*TASK*.
Gather every line below where "this" appears.

╭─ GIVEN RECORDS

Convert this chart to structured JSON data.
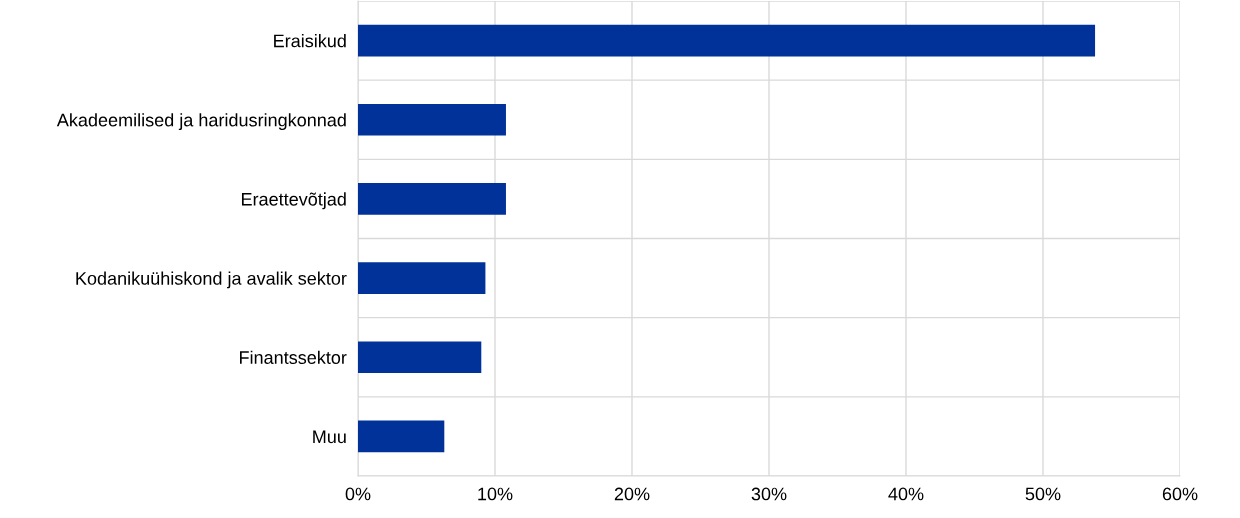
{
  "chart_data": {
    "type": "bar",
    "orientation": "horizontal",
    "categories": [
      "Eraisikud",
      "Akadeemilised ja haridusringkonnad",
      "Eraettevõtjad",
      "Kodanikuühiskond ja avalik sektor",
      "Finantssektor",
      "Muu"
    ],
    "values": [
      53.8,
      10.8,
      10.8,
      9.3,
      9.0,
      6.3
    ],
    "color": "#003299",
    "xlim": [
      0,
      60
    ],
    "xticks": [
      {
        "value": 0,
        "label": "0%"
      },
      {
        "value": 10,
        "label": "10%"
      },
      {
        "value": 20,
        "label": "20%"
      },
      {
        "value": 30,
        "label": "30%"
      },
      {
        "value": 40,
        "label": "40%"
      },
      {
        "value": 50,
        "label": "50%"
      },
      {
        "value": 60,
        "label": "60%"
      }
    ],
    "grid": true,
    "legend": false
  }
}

╰─
╭─ GIVEN RECORDS

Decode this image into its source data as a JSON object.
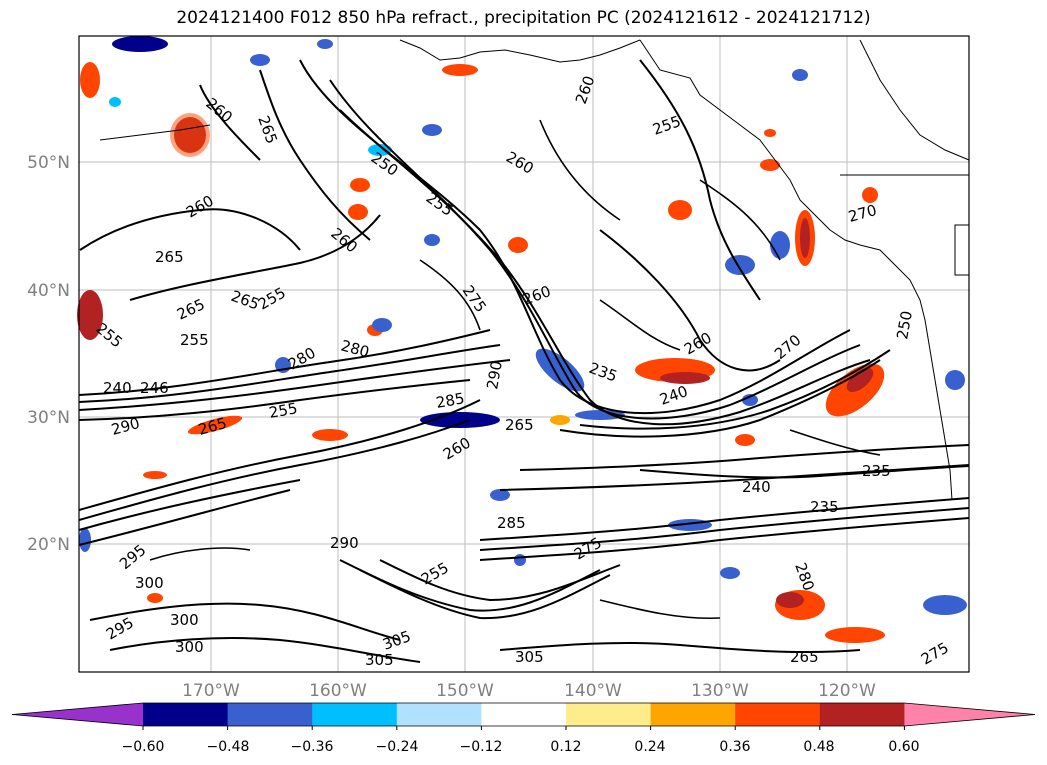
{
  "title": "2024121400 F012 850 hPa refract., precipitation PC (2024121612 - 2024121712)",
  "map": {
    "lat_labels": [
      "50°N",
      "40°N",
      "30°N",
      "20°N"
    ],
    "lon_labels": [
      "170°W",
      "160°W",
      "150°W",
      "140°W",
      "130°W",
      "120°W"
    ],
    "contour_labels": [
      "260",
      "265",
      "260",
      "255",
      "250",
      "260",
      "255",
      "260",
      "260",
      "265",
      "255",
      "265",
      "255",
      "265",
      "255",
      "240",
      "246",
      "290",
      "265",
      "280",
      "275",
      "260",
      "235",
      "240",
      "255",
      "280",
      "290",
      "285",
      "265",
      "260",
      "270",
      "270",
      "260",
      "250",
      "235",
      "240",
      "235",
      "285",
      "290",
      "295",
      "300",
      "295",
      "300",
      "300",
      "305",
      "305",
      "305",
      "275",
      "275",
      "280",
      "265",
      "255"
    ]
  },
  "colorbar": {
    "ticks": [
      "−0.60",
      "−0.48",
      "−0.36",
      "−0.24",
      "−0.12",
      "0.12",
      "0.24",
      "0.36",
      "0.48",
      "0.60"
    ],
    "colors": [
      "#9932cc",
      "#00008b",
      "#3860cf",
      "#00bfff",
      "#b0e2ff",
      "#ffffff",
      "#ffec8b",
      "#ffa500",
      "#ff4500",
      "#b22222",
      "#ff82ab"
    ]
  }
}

╰─

*TASK OUTPUT*.
Convert this chart to structured JSON data.
Decode this image into its source data as a JSON object.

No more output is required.